§ **RECORDS**:

# # # # # # #

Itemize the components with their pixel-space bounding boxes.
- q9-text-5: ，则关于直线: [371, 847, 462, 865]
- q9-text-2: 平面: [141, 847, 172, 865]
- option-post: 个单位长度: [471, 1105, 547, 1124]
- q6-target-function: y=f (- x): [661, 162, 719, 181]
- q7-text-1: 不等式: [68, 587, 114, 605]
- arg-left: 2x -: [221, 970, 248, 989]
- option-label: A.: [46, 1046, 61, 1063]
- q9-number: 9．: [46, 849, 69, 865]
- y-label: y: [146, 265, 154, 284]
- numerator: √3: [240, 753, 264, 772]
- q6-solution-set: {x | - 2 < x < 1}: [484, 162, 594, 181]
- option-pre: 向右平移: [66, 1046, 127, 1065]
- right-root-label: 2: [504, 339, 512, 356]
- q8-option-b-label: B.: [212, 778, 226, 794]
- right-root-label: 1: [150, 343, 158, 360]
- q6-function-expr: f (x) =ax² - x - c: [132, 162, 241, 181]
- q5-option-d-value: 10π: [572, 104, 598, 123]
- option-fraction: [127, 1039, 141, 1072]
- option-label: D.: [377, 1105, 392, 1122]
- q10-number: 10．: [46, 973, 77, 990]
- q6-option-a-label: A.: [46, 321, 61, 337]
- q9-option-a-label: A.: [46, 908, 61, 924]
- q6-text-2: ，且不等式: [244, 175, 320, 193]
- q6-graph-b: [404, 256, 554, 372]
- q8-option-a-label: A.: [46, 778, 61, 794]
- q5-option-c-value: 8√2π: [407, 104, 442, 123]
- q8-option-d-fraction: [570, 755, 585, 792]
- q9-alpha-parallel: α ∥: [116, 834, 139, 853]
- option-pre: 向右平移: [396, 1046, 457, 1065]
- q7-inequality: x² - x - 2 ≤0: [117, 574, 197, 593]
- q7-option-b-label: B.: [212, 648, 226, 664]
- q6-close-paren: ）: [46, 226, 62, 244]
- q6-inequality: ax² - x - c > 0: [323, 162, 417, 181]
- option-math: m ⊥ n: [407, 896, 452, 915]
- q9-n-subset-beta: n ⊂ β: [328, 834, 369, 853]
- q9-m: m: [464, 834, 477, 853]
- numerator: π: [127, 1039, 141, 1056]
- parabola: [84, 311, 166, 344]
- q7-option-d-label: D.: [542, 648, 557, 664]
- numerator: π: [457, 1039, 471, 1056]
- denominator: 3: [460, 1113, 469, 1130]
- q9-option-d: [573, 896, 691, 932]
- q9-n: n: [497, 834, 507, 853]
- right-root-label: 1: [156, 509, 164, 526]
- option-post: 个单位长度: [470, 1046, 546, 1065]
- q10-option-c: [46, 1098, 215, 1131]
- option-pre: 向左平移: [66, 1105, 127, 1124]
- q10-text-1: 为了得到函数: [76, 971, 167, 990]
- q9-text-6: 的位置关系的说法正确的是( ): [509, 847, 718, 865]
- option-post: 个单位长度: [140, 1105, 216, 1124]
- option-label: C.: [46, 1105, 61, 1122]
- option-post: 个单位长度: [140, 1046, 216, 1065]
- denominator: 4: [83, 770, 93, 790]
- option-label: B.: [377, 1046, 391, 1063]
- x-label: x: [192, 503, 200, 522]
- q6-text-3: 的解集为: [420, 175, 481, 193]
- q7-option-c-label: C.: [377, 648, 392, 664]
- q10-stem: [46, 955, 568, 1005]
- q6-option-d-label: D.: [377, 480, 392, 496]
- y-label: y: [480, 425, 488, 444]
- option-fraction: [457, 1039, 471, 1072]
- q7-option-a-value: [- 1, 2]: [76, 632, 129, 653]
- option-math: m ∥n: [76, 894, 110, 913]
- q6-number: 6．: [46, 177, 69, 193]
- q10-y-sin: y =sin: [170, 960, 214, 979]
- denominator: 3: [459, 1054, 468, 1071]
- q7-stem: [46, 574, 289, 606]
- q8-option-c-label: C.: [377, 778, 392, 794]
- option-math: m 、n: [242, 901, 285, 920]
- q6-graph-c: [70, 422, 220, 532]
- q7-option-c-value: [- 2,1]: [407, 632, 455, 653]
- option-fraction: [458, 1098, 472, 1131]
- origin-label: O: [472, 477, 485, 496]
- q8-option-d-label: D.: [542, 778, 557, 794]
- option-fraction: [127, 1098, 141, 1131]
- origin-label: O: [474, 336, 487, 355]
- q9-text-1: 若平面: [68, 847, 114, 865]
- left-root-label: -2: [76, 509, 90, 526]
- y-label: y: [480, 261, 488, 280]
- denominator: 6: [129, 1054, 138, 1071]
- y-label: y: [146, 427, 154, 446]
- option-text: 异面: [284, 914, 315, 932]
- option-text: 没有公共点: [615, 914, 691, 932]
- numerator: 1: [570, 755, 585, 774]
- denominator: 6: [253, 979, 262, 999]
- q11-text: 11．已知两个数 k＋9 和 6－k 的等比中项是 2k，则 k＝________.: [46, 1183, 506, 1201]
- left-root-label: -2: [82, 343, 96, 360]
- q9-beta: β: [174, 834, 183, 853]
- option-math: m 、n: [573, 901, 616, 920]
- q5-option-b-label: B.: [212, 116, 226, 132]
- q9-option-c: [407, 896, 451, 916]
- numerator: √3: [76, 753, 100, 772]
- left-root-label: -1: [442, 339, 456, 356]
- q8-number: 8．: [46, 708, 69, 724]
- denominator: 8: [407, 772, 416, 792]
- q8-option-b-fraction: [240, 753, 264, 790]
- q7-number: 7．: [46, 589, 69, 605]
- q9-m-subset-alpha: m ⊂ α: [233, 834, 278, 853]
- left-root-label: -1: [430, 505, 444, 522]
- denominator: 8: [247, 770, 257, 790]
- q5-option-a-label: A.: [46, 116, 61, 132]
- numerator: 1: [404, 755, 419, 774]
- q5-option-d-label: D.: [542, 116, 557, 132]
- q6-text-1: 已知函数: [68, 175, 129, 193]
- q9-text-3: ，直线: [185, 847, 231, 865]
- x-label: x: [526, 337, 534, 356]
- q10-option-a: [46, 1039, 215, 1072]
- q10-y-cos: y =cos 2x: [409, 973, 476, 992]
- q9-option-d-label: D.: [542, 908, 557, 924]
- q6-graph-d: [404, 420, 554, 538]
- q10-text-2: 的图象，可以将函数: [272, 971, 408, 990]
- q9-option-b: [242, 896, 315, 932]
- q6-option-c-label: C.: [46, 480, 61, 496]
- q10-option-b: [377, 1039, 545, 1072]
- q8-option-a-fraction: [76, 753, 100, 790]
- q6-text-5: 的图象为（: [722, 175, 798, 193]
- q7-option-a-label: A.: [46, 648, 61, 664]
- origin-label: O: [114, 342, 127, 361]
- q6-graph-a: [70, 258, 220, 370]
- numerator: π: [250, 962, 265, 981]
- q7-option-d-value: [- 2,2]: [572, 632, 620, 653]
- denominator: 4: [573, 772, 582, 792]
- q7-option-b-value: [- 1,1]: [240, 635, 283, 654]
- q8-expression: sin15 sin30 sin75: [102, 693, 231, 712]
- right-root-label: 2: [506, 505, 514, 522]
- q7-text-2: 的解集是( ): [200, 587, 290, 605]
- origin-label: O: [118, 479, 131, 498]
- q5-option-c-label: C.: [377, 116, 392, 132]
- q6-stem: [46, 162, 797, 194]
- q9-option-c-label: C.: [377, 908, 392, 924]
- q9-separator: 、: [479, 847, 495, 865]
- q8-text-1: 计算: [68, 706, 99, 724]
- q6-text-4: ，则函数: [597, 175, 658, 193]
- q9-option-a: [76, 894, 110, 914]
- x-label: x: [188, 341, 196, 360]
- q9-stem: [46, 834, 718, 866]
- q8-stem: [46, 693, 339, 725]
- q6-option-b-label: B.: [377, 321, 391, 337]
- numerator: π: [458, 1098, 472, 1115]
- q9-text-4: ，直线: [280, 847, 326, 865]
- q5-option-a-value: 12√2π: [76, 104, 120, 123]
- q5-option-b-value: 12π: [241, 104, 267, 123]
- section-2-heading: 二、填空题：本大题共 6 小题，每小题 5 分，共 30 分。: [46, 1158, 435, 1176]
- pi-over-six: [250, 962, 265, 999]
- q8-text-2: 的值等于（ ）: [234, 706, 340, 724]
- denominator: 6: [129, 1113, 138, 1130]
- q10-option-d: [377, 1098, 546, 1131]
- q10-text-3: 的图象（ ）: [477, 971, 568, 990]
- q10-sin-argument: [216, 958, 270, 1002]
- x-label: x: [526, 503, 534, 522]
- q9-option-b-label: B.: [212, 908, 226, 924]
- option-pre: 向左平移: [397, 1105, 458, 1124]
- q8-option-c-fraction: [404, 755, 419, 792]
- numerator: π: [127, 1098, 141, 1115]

# # # # # # #

Repeat the records word for word from the first line through the line that contains "- q7-text-1: 不等式: [68, 587, 114, 605]", including that line.

Itemize the components with their pixel-space bounding boxes.
- q9-text-5: ，则关于直线: [371, 847, 462, 865]
- q9-text-2: 平面: [141, 847, 172, 865]
- option-post: 个单位长度: [471, 1105, 547, 1124]
- q6-target-function: y=f (- x): [661, 162, 719, 181]
- q7-text-1: 不等式: [68, 587, 114, 605]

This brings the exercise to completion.